Exercise requirements: Check every line of the material below for the string "this", and return the ones that have it.

(Excerpts from a figure dataset)
________________

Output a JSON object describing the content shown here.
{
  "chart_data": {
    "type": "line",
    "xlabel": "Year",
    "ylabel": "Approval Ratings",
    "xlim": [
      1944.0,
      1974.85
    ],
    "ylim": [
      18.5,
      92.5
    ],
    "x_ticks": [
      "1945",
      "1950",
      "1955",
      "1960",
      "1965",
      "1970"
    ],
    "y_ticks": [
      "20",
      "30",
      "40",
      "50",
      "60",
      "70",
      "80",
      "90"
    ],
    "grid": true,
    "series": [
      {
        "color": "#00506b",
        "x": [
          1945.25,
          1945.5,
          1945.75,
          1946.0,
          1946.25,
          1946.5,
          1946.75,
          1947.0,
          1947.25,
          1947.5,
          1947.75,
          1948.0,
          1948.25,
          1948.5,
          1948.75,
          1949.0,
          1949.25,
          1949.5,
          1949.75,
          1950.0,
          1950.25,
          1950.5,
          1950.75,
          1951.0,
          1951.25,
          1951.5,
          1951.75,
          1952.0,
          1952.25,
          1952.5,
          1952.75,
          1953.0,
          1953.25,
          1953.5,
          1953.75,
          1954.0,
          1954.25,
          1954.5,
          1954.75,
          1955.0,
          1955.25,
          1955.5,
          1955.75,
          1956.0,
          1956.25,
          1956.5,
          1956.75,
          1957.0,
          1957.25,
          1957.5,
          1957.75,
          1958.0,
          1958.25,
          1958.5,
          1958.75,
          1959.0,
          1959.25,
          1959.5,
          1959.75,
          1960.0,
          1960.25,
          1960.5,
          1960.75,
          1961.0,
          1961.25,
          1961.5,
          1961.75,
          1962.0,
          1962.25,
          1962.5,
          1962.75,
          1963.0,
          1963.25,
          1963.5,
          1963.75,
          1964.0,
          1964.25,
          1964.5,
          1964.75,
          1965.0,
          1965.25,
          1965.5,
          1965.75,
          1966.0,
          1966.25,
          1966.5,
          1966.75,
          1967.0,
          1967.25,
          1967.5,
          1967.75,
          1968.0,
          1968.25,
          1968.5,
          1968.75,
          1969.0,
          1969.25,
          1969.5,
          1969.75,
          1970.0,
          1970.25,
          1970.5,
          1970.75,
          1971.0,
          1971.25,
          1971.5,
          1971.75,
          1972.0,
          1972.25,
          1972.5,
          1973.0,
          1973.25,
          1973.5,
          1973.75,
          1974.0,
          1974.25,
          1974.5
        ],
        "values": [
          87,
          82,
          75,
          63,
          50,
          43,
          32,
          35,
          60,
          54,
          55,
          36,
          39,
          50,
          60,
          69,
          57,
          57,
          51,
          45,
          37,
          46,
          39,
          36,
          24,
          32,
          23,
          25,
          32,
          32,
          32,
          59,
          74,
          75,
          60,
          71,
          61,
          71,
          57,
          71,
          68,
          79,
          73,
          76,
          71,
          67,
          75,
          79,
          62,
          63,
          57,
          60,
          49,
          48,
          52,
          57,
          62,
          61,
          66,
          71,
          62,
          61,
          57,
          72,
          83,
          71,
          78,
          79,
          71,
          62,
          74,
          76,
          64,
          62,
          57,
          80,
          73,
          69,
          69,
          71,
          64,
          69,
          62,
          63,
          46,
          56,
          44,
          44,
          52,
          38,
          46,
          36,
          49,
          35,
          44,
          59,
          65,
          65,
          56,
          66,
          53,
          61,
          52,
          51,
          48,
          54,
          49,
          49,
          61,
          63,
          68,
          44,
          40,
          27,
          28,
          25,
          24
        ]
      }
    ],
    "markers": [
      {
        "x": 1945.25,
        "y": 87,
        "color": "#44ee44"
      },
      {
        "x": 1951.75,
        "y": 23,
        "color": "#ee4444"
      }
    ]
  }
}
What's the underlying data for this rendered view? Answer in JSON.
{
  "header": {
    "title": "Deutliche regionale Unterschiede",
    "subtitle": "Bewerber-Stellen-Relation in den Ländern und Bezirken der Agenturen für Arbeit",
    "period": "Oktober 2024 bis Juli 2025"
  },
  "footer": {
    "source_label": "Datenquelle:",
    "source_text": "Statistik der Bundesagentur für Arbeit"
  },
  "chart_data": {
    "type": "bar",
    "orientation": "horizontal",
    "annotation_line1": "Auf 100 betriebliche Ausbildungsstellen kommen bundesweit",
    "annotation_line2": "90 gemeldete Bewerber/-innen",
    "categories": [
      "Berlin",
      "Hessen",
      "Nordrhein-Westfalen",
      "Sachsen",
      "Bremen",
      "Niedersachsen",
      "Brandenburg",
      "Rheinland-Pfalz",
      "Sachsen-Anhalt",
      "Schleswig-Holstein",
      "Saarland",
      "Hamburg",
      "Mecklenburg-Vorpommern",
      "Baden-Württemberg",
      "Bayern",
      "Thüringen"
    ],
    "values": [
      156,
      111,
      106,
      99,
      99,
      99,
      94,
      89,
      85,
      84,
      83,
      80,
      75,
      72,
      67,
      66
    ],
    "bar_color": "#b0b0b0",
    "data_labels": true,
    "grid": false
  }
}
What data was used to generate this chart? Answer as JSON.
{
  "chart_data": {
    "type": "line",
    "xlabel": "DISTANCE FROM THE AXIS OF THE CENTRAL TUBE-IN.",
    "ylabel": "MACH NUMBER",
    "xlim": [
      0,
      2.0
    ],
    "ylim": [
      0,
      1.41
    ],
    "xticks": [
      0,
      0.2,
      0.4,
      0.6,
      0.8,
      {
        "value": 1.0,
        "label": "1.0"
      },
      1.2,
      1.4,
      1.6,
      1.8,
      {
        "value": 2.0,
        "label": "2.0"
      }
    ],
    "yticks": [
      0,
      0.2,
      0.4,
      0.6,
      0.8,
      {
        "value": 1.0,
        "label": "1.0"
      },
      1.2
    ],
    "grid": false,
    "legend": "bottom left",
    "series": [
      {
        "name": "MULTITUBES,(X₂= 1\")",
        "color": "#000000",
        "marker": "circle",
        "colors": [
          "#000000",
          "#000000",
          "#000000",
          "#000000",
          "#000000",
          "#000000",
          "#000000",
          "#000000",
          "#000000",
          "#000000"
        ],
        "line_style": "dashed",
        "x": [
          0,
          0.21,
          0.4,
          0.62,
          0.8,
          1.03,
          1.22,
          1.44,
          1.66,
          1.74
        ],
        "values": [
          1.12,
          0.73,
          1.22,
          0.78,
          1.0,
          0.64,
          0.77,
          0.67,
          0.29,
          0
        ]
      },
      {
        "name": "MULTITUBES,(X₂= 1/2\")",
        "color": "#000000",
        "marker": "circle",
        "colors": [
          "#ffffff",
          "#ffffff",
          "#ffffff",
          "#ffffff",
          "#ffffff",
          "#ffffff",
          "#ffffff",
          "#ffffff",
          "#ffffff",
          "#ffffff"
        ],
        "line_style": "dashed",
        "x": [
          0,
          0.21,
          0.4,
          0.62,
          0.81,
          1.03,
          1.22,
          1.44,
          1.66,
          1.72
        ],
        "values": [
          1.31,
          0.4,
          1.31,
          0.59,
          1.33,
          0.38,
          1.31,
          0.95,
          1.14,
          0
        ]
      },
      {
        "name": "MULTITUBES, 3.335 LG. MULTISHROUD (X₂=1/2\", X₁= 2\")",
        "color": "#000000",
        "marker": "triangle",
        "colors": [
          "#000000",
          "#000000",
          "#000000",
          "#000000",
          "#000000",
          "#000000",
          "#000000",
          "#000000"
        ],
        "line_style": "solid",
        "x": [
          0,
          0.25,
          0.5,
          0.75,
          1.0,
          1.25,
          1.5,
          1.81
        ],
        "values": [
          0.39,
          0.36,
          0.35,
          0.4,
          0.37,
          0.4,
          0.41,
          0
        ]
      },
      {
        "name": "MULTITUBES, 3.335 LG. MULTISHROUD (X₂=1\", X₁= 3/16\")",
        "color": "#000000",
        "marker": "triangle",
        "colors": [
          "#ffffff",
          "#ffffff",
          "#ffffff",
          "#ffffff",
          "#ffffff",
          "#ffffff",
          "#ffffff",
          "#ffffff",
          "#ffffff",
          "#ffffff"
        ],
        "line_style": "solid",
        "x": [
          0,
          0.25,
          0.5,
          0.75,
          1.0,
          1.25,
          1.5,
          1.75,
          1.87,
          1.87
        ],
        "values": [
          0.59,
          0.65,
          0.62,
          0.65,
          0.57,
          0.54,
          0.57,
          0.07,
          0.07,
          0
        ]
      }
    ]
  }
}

________________

Result of the exercise:
What's the underlying data for this rendered view? Answer in JSON.
What data was used to generate this chart? Answer as JSON.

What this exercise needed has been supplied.